● **Exercise prompt**: Wherever "HOURS" appears in a line, list that line.

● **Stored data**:
▬▬▬▬▬▬

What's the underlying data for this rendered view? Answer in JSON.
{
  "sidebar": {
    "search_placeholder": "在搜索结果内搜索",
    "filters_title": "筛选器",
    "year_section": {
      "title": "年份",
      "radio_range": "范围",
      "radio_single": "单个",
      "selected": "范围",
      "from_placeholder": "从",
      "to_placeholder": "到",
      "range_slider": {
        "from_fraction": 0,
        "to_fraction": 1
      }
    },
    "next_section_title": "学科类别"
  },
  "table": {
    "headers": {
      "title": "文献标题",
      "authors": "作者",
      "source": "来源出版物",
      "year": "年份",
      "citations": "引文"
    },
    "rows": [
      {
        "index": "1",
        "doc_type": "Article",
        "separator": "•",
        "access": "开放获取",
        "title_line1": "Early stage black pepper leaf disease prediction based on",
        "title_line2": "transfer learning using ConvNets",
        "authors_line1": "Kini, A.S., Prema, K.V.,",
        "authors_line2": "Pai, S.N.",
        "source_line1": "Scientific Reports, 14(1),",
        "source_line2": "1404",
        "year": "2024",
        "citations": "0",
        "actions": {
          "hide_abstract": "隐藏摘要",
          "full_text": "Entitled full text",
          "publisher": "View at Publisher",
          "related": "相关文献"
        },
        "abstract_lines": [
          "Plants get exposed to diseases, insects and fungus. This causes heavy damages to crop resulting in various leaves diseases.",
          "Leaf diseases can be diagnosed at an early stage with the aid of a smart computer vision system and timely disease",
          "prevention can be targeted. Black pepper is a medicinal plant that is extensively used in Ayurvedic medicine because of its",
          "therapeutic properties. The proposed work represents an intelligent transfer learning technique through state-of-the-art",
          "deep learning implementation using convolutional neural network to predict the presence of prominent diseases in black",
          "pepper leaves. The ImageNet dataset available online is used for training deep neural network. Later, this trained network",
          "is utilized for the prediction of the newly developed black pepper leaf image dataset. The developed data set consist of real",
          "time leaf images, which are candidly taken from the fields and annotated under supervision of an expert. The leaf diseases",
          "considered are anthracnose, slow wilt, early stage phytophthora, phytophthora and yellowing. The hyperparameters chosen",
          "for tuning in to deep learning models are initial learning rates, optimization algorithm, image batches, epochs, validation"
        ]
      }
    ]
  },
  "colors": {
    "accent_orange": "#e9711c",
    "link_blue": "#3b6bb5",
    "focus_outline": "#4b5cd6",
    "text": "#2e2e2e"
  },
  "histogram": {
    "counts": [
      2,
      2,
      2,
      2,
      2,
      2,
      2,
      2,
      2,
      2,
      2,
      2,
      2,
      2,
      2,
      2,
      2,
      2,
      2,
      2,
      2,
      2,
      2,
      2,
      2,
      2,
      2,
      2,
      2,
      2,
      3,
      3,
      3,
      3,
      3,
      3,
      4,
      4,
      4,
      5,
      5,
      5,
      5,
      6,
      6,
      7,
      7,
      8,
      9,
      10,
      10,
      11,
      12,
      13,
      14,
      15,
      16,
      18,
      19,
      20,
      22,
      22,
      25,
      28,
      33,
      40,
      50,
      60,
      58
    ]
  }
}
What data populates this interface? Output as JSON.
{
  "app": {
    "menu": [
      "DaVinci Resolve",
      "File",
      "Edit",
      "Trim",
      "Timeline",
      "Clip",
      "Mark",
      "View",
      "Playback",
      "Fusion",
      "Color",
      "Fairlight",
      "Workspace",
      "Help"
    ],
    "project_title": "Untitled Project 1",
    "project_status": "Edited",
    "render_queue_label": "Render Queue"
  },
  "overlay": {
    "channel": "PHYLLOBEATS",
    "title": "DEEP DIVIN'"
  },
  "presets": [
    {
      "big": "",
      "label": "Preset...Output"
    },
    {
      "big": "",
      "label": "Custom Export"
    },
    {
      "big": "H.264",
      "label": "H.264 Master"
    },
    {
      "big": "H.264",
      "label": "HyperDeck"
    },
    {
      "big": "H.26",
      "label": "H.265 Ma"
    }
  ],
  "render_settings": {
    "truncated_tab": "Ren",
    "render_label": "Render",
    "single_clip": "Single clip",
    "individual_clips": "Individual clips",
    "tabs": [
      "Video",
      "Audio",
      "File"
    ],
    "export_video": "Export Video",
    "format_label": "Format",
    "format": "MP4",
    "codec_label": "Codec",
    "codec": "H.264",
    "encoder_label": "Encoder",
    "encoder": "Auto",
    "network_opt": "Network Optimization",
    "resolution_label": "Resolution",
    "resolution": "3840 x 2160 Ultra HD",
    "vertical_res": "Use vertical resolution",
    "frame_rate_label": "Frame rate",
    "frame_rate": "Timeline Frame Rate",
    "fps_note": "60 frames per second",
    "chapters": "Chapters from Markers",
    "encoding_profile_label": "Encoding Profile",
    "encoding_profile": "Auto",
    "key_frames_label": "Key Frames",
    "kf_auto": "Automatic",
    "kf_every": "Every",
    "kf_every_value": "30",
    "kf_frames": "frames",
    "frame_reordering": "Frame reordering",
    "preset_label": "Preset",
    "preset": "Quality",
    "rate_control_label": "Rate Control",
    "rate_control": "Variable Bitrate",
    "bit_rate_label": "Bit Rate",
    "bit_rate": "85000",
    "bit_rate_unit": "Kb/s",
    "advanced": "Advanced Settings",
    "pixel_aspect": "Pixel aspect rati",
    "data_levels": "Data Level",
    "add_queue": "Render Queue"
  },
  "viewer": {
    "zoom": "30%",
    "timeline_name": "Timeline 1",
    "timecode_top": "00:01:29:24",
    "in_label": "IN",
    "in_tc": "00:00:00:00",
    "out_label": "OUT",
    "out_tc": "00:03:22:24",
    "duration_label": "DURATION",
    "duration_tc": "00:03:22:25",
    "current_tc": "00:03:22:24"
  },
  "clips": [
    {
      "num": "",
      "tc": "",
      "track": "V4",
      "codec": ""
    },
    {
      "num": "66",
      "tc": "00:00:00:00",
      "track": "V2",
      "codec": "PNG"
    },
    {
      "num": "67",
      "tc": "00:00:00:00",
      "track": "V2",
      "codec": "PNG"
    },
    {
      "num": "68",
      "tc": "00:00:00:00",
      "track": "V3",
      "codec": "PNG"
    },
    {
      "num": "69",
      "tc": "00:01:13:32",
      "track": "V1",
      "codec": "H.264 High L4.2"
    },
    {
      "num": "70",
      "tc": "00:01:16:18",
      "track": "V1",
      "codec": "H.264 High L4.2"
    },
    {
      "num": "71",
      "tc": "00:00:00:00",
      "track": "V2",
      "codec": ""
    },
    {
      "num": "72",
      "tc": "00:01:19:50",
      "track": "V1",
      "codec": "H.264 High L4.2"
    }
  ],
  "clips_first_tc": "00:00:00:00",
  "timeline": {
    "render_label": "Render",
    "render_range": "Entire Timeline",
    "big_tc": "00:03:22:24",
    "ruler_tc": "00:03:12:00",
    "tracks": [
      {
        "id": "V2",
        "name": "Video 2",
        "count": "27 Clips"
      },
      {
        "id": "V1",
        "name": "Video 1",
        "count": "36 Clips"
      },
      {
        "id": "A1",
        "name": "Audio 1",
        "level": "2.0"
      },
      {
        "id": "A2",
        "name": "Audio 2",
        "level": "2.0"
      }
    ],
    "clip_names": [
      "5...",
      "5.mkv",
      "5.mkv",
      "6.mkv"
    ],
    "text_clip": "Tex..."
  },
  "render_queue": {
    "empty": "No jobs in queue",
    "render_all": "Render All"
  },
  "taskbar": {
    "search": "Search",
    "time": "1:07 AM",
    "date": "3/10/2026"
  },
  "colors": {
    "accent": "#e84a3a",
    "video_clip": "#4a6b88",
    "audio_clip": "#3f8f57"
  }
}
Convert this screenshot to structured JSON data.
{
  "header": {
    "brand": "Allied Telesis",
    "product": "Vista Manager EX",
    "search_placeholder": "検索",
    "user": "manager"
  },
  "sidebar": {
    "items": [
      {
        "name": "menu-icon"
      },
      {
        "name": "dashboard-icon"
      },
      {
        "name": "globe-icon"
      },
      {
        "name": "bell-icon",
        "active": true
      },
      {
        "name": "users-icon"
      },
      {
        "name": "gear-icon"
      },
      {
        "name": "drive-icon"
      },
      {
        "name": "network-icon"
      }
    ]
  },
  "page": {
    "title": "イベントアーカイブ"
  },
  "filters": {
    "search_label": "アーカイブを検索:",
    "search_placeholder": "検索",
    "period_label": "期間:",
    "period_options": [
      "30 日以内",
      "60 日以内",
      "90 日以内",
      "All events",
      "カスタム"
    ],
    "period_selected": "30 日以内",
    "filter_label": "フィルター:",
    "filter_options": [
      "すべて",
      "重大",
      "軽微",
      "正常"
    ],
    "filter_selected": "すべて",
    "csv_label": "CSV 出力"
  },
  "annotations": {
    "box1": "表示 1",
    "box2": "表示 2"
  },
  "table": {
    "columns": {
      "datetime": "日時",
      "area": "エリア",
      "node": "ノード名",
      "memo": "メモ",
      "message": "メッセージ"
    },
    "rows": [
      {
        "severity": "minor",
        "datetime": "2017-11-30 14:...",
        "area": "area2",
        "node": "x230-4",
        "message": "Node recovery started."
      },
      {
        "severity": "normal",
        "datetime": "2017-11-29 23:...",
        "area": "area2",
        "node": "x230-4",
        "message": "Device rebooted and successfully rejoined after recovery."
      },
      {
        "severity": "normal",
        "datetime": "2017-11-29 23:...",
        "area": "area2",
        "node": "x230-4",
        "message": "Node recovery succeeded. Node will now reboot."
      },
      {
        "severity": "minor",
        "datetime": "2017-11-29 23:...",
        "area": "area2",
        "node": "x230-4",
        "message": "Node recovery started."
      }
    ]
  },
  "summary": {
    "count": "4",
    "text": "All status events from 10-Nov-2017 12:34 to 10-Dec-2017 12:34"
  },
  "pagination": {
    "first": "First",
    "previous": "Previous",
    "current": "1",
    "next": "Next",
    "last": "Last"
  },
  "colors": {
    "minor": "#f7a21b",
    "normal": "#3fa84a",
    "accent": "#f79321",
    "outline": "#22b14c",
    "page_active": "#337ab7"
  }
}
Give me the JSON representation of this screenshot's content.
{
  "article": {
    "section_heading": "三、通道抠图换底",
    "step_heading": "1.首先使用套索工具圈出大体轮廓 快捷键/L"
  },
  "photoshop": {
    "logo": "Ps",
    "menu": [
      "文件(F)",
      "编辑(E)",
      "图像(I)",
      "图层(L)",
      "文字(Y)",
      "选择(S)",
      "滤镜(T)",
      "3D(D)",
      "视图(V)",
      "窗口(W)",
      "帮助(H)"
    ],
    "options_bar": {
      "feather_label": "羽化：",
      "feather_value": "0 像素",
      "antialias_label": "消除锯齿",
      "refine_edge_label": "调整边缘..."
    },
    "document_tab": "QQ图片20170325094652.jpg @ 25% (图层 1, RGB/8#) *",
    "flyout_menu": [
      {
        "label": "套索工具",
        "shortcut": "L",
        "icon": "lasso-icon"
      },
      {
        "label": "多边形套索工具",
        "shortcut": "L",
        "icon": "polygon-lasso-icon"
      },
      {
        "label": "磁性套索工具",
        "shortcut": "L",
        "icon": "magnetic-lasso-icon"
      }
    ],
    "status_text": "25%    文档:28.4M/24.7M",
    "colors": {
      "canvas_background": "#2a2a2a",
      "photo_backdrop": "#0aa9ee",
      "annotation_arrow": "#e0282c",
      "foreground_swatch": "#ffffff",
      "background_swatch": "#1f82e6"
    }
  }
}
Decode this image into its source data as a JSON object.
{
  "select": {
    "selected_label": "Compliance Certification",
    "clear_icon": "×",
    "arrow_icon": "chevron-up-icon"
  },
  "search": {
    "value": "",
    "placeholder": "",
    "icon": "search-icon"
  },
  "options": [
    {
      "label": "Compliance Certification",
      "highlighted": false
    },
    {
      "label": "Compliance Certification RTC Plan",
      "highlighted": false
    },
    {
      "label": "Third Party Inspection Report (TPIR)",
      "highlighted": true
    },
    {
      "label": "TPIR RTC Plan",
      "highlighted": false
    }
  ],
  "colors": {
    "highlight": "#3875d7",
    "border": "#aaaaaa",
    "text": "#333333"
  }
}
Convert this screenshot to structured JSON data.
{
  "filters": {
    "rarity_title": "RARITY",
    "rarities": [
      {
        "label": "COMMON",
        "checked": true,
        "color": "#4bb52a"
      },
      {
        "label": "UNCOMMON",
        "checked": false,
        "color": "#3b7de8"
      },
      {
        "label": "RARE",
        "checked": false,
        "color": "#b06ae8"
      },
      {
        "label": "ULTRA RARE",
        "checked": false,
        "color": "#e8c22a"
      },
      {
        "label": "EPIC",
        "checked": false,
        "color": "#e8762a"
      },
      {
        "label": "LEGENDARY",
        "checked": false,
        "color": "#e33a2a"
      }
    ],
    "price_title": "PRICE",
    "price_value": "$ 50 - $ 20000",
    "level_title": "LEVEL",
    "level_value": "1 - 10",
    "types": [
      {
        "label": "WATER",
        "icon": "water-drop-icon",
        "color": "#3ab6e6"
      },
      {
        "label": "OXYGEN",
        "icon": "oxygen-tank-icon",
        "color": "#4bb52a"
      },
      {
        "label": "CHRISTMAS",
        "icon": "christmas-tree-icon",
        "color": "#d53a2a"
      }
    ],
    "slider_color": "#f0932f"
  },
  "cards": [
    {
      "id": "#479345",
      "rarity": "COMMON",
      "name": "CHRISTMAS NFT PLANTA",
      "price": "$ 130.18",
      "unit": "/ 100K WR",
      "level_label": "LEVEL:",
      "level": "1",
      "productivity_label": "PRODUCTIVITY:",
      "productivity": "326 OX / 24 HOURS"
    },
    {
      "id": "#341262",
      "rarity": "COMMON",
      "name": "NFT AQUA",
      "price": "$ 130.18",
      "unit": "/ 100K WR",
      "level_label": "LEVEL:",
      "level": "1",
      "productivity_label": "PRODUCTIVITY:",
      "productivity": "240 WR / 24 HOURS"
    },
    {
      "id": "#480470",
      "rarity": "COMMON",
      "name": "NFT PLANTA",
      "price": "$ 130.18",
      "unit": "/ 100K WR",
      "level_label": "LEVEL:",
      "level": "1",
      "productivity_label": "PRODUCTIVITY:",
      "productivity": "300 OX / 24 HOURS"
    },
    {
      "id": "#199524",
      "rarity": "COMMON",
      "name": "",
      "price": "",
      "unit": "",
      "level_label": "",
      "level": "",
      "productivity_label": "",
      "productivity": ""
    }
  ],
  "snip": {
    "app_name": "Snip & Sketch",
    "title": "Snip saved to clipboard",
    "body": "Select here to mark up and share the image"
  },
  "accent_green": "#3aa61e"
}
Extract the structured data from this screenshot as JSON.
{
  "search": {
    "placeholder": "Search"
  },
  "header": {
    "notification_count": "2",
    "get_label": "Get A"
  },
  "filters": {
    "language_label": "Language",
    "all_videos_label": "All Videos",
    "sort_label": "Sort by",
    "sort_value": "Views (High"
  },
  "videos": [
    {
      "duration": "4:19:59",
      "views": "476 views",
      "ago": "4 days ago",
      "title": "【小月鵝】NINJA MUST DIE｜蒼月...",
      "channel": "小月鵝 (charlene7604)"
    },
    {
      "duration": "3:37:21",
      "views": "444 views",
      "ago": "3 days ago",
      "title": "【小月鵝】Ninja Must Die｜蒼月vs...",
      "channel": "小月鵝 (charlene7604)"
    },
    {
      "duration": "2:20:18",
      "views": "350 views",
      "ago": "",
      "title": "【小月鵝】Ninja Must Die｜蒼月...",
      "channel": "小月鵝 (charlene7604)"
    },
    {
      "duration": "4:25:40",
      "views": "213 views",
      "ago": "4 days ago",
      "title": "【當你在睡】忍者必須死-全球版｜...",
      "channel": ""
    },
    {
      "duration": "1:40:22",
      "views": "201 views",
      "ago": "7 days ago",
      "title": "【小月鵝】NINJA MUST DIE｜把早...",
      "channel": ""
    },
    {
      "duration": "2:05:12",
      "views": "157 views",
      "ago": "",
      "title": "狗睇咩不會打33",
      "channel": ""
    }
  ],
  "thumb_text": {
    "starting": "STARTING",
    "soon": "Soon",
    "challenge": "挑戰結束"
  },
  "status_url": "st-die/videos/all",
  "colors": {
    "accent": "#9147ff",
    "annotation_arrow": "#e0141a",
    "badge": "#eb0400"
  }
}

▬▬▬▬▬▬

● **Finished task**:
      "productivity": "326 OX / 24 HOURS"
      "productivity": "240 WR / 24 HOURS"
      "productivity": "300 OX / 24 HOURS"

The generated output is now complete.